OBJECTIVE
Copy every entry precisely.

Dataset items:
----------
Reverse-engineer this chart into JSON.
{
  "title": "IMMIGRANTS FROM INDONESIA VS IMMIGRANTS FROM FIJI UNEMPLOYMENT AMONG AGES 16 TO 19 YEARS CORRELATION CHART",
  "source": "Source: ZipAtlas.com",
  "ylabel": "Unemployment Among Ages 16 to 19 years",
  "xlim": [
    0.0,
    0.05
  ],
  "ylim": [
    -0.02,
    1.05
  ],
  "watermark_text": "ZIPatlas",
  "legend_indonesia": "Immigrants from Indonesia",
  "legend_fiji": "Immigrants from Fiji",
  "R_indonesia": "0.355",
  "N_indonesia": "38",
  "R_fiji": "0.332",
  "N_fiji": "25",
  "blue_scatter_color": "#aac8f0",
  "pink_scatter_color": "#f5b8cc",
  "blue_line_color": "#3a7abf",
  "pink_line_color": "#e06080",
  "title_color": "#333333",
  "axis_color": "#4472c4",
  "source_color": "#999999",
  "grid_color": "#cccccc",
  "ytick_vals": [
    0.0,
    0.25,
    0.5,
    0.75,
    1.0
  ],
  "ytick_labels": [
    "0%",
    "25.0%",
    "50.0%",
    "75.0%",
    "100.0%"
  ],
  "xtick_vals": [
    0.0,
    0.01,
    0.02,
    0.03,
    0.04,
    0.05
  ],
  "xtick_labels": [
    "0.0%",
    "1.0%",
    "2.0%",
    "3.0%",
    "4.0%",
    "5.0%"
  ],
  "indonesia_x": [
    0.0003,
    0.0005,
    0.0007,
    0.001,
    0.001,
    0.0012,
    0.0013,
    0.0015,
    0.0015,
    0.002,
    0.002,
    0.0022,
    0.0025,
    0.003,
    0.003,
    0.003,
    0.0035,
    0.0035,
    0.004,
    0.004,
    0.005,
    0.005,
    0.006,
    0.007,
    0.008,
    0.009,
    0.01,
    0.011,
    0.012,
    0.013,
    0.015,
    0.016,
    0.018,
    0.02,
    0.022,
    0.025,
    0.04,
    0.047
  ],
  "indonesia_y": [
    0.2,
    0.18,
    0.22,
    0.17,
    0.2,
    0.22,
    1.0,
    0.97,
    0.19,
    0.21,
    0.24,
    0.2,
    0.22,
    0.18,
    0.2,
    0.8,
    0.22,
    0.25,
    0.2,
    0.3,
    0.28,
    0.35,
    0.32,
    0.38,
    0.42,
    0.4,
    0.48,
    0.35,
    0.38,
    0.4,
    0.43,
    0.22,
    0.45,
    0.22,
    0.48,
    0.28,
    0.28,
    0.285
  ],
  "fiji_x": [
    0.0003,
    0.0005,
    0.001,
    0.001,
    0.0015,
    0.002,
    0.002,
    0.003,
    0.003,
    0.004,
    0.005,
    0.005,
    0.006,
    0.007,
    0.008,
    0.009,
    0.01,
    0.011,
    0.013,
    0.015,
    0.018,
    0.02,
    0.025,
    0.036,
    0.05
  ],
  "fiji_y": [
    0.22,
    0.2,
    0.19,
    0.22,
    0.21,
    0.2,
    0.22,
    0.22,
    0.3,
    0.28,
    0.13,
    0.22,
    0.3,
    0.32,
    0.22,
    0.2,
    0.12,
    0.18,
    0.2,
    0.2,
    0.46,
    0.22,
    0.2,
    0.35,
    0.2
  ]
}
----------
SOLUTION TO THIS TASK
Reverse-engineer this chart into JSON.
{
  "title": "IMMIGRANTS FROM INDONESIA VS IMMIGRANTS FROM FIJI UNEMPLOYMENT AMONG AGES 16 TO 19 YEARS CORRELATION CHART",
  "source": "Source: ZipAtlas.com",
  "ylabel": "Unemployment Among Ages 16 to 19 years",
  "xlim": [
    0.0,
    0.05
  ],
  "ylim": [
    -0.02,
    1.05
  ],
  "watermark_text": "ZIPatlas",
  "legend_indonesia": "Immigrants from Indonesia",
  "legend_fiji": "Immigrants from Fiji",
  "R_indonesia": "0.355",
  "N_indonesia": "38",
  "R_fiji": "0.332",
  "N_fiji": "25",
  "blue_scatter_color": "#aac8f0",
  "pink_scatter_color": "#f5b8cc",
  "blue_line_color": "#3a7abf",
  "pink_line_color": "#e06080",
  "title_color": "#333333",
  "axis_color": "#4472c4",
  "source_color": "#999999",
  "grid_color": "#cccccc",
  "ytick_vals": [
    0.0,
    0.25,
    0.5,
    0.75,
    1.0
  ],
  "ytick_labels": [
    "0%",
    "25.0%",
    "50.0%",
    "75.0%",
    "100.0%"
  ],
  "xtick_vals": [
    0.0,
    0.01,
    0.02,
    0.03,
    0.04,
    0.05
  ],
  "xtick_labels": [
    "0.0%",
    "1.0%",
    "2.0%",
    "3.0%",
    "4.0%",
    "5.0%"
  ],
  "indonesia_x": [
    0.0003,
    0.0005,
    0.0007,
    0.001,
    0.001,
    0.0012,
    0.0013,
    0.0015,
    0.0015,
    0.002,
    0.002,
    0.0022,
    0.0025,
    0.003,
    0.003,
    0.003,
    0.0035,
    0.0035,
    0.004,
    0.004,
    0.005,
    0.005,
    0.006,
    0.007,
    0.008,
    0.009,
    0.01,
    0.011,
    0.012,
    0.013,
    0.015,
    0.016,
    0.018,
    0.02,
    0.022,
    0.025,
    0.04,
    0.047
  ],
  "indonesia_y": [
    0.2,
    0.18,
    0.22,
    0.17,
    0.2,
    0.22,
    1.0,
    0.97,
    0.19,
    0.21,
    0.24,
    0.2,
    0.22,
    0.18,
    0.2,
    0.8,
    0.22,
    0.25,
    0.2,
    0.3,
    0.28,
    0.35,
    0.32,
    0.38,
    0.42,
    0.4,
    0.48,
    0.35,
    0.38,
    0.4,
    0.43,
    0.22,
    0.45,
    0.22,
    0.48,
    0.28,
    0.28,
    0.285
  ],
  "fiji_x": [
    0.0003,
    0.0005,
    0.001,
    0.001,
    0.0015,
    0.002,
    0.002,
    0.003,
    0.003,
    0.004,
    0.005,
    0.005,
    0.006,
    0.007,
    0.008,
    0.009,
    0.01,
    0.011,
    0.013,
    0.015,
    0.018,
    0.02,
    0.025,
    0.036,
    0.05
  ],
  "fiji_y": [
    0.22,
    0.2,
    0.19,
    0.22,
    0.21,
    0.2,
    0.22,
    0.22,
    0.3,
    0.28,
    0.13,
    0.22,
    0.3,
    0.32,
    0.22,
    0.2,
    0.12,
    0.18,
    0.2,
    0.2,
    0.46,
    0.22,
    0.2,
    0.35,
    0.2
  ]
}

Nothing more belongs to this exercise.